Copy out every line that contains "Electronic".

________

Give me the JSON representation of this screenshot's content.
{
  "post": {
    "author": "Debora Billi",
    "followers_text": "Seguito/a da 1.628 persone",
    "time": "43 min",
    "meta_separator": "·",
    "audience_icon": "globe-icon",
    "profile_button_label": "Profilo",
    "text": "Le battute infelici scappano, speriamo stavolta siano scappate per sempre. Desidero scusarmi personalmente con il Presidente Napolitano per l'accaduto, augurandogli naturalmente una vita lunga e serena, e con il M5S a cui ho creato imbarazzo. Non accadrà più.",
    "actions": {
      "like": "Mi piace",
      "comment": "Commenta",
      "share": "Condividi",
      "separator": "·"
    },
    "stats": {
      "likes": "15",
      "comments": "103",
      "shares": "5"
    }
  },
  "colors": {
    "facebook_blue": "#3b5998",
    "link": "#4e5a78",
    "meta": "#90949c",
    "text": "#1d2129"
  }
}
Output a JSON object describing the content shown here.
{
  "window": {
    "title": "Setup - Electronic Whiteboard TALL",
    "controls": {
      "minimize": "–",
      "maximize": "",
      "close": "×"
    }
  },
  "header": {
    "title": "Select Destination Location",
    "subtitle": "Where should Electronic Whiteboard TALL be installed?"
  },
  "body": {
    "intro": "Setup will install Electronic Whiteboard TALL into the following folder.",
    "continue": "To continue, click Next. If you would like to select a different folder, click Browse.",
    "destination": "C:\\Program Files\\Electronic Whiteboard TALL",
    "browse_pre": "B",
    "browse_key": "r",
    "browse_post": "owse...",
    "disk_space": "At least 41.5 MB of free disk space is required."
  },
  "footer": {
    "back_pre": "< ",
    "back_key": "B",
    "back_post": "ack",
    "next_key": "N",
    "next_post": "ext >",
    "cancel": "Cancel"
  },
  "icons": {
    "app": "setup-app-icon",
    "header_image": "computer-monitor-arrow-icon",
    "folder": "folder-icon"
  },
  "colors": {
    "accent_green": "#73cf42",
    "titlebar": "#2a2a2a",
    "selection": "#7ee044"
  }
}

________

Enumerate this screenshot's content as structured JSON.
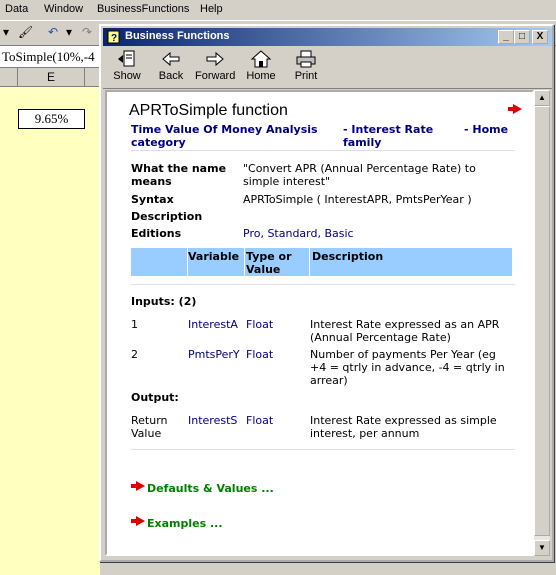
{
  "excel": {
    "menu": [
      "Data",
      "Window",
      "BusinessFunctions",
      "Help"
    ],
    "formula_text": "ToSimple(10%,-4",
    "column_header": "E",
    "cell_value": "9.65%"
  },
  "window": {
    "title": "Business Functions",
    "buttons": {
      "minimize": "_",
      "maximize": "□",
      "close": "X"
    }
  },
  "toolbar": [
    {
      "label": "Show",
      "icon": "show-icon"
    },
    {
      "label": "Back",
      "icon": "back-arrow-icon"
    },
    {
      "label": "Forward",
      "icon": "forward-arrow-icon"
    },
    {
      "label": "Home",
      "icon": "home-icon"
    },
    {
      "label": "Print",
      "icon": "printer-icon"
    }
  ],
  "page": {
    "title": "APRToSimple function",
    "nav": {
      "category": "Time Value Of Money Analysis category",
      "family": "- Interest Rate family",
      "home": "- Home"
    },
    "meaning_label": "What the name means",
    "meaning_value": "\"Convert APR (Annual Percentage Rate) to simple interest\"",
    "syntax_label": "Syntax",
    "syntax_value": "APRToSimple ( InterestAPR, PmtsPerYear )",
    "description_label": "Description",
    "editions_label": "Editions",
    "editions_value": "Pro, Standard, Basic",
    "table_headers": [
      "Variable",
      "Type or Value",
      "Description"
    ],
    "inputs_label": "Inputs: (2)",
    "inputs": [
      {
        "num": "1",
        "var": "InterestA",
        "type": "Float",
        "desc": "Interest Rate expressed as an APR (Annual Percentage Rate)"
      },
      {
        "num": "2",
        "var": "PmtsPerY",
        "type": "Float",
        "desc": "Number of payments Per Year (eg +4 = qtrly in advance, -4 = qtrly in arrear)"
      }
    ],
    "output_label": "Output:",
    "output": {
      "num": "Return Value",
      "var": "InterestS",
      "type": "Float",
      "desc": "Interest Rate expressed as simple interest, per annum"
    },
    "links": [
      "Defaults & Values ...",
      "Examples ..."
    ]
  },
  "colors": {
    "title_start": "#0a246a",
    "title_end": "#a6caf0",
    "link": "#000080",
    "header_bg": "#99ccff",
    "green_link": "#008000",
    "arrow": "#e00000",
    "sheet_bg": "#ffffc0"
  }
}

________

### Exercise solution
    "title": "Setup - Electronic Whiteboard TALL",
    "subtitle": "Where should Electronic Whiteboard TALL be installed?"
    "intro": "Setup will install Electronic Whiteboard TALL into the following folder.",
    "destination": "C:\\Program Files\\Electronic Whiteboard TALL",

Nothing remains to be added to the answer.